WORK INSTRUCTIONS. Reproduce each line from the records that holds "Urnenbeisetzung".

RAW DATA.
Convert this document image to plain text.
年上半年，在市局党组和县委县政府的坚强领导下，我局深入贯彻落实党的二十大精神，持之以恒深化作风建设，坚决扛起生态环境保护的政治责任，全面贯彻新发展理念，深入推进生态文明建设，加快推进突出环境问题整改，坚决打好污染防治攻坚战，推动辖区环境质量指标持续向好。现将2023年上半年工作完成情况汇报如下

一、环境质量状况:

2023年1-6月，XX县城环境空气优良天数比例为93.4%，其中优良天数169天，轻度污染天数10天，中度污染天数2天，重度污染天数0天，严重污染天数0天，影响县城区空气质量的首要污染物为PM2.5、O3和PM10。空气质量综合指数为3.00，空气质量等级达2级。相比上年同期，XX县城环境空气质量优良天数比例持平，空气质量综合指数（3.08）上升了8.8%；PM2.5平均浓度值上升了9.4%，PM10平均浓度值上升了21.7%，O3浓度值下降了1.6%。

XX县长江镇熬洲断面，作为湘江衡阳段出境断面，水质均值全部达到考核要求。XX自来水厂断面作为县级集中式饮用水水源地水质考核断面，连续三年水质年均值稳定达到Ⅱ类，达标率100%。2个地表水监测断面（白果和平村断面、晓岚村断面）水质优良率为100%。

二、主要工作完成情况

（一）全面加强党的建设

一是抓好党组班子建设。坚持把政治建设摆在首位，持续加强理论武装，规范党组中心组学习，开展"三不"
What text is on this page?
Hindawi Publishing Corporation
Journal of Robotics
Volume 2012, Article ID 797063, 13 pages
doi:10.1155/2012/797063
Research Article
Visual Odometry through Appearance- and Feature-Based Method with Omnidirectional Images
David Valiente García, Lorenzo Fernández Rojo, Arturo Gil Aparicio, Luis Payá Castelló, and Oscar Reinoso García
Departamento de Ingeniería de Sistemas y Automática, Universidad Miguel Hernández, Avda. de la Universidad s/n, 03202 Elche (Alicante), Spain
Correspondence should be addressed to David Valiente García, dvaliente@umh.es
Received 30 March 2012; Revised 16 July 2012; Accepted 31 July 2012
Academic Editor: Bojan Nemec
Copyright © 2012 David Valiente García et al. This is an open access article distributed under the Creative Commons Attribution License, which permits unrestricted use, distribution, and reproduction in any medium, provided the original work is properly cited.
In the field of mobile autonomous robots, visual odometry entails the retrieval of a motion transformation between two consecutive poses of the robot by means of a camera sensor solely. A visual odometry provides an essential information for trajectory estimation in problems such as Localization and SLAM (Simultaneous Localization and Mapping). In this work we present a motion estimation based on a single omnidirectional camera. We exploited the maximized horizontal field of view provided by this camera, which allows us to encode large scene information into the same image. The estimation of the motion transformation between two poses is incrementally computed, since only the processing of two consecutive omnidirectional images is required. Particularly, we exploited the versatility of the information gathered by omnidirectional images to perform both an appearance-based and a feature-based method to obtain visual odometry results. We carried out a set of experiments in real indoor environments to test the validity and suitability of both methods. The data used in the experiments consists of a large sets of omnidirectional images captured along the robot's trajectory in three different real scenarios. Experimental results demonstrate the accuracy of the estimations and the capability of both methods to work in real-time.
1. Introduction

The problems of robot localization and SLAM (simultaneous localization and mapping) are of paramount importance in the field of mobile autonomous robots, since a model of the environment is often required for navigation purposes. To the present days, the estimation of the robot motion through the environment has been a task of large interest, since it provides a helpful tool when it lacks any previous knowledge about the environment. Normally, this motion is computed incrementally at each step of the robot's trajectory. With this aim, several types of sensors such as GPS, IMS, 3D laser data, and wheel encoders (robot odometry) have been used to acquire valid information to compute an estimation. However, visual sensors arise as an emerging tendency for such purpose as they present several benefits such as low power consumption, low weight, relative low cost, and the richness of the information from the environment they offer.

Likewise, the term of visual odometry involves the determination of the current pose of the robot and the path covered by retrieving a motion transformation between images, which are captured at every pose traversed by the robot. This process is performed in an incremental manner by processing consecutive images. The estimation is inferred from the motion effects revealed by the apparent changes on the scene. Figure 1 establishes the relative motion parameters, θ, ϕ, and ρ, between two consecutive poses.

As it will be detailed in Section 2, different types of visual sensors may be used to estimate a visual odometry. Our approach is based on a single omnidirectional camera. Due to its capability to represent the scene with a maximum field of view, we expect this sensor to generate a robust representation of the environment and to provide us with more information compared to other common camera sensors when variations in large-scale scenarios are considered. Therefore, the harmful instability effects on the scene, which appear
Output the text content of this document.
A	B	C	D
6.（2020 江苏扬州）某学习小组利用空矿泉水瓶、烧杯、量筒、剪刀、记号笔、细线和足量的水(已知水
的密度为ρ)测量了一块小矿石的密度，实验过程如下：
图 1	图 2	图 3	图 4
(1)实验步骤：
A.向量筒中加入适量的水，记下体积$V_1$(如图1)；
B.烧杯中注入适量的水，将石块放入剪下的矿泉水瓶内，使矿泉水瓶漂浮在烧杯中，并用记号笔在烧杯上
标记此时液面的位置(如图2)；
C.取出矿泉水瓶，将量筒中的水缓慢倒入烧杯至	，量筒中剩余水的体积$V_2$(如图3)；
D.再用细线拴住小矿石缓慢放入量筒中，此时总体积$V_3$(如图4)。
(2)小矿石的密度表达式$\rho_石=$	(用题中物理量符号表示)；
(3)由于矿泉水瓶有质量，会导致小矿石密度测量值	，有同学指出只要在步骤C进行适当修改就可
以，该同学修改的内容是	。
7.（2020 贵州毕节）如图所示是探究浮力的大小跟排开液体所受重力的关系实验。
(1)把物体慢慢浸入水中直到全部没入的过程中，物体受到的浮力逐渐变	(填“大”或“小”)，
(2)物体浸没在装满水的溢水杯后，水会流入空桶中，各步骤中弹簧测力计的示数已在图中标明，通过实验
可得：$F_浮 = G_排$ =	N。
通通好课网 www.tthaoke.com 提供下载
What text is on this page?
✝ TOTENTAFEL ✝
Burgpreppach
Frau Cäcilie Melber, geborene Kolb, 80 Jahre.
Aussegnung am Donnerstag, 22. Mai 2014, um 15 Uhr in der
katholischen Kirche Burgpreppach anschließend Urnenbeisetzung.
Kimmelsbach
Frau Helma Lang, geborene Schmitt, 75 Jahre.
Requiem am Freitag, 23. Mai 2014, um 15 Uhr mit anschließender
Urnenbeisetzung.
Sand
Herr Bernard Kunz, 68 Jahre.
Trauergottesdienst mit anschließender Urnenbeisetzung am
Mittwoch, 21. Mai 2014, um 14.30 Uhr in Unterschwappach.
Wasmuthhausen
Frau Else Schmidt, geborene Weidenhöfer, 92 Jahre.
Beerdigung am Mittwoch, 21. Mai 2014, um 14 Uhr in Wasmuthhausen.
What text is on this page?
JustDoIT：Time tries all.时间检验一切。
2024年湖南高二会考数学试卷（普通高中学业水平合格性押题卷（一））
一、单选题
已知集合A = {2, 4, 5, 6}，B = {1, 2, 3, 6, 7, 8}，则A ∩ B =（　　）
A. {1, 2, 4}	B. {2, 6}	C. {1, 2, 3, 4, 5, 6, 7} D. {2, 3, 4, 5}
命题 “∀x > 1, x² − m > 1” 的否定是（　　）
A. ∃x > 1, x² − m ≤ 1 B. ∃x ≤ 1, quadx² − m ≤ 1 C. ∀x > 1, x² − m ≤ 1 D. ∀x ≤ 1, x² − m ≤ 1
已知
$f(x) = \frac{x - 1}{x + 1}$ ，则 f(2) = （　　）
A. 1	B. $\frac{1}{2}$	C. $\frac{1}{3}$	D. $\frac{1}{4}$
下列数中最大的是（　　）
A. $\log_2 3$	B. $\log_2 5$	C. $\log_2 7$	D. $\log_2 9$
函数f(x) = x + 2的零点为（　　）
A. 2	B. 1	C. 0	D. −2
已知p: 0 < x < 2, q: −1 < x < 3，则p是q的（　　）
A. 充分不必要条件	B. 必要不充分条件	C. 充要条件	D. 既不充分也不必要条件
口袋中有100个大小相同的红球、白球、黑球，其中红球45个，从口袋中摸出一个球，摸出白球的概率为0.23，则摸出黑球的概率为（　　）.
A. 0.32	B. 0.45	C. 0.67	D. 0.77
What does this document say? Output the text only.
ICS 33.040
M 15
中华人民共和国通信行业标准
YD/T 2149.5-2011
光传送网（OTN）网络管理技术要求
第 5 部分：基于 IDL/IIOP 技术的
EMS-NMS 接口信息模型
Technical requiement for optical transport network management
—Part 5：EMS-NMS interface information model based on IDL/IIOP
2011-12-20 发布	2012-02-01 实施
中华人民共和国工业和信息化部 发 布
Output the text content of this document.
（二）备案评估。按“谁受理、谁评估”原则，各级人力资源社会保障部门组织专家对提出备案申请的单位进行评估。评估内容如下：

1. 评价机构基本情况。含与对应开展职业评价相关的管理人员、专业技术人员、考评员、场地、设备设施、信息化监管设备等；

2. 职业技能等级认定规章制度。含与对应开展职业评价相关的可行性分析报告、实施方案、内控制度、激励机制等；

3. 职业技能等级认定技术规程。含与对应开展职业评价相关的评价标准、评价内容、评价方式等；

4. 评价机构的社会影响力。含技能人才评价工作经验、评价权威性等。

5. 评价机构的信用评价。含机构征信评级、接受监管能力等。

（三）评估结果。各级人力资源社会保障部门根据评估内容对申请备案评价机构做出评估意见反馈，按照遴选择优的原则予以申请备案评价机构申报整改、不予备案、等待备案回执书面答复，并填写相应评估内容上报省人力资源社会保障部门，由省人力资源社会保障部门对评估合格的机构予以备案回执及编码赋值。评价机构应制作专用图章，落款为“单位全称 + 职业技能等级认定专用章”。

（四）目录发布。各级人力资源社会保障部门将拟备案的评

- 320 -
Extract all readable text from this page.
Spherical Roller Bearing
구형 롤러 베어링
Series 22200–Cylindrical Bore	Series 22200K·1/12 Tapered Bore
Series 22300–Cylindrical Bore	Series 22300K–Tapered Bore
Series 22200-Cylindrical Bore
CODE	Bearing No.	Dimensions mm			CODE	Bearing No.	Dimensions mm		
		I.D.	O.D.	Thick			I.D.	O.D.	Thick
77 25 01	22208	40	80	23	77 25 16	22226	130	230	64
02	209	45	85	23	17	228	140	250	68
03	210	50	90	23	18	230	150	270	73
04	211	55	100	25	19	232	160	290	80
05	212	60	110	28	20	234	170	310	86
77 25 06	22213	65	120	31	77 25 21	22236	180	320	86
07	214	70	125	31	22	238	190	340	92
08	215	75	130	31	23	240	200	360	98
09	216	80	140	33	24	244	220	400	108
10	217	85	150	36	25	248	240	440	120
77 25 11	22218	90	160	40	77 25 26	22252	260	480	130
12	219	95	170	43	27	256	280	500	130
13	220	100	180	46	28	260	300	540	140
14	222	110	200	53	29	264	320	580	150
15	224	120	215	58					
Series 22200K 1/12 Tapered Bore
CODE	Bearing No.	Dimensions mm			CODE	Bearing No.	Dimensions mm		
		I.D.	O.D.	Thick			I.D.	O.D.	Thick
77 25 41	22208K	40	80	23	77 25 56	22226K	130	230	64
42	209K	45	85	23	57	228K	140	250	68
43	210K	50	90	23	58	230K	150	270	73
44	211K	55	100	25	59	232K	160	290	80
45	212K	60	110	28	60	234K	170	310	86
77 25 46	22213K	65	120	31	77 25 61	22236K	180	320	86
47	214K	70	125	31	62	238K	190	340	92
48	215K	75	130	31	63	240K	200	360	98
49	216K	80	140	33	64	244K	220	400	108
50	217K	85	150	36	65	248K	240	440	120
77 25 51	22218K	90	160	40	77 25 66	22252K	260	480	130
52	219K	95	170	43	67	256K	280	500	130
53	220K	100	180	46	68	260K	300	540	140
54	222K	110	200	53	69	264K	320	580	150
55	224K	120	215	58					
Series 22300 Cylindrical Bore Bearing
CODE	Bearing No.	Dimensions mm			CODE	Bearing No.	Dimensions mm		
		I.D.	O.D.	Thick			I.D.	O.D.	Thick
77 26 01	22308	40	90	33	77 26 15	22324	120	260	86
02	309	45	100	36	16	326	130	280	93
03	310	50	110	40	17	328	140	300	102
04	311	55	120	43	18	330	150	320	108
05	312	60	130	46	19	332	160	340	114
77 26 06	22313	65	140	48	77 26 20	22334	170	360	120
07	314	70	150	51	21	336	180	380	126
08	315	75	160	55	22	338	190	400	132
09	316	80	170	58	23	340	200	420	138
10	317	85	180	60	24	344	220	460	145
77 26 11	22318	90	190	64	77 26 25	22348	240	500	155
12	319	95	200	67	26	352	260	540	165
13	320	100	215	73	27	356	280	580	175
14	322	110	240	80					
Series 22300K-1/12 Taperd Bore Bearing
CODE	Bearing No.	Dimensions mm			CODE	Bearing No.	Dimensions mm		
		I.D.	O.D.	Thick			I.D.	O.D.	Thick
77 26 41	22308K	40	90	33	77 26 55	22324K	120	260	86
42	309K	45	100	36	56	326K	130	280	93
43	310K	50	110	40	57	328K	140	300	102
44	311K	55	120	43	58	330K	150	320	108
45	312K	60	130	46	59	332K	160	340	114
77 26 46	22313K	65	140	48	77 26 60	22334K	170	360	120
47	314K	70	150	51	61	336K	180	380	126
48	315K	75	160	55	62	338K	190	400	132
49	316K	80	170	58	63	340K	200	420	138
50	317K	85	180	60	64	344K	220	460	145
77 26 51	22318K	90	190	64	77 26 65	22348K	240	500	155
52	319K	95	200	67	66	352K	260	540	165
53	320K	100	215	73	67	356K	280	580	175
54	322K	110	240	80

WRITTEN RESPONSE.
katholischen Kirche Burgpreppach anschließend Urnenbeisetzung.
Urnenbeisetzung.
Trauergottesdienst mit anschließender Urnenbeisetzung am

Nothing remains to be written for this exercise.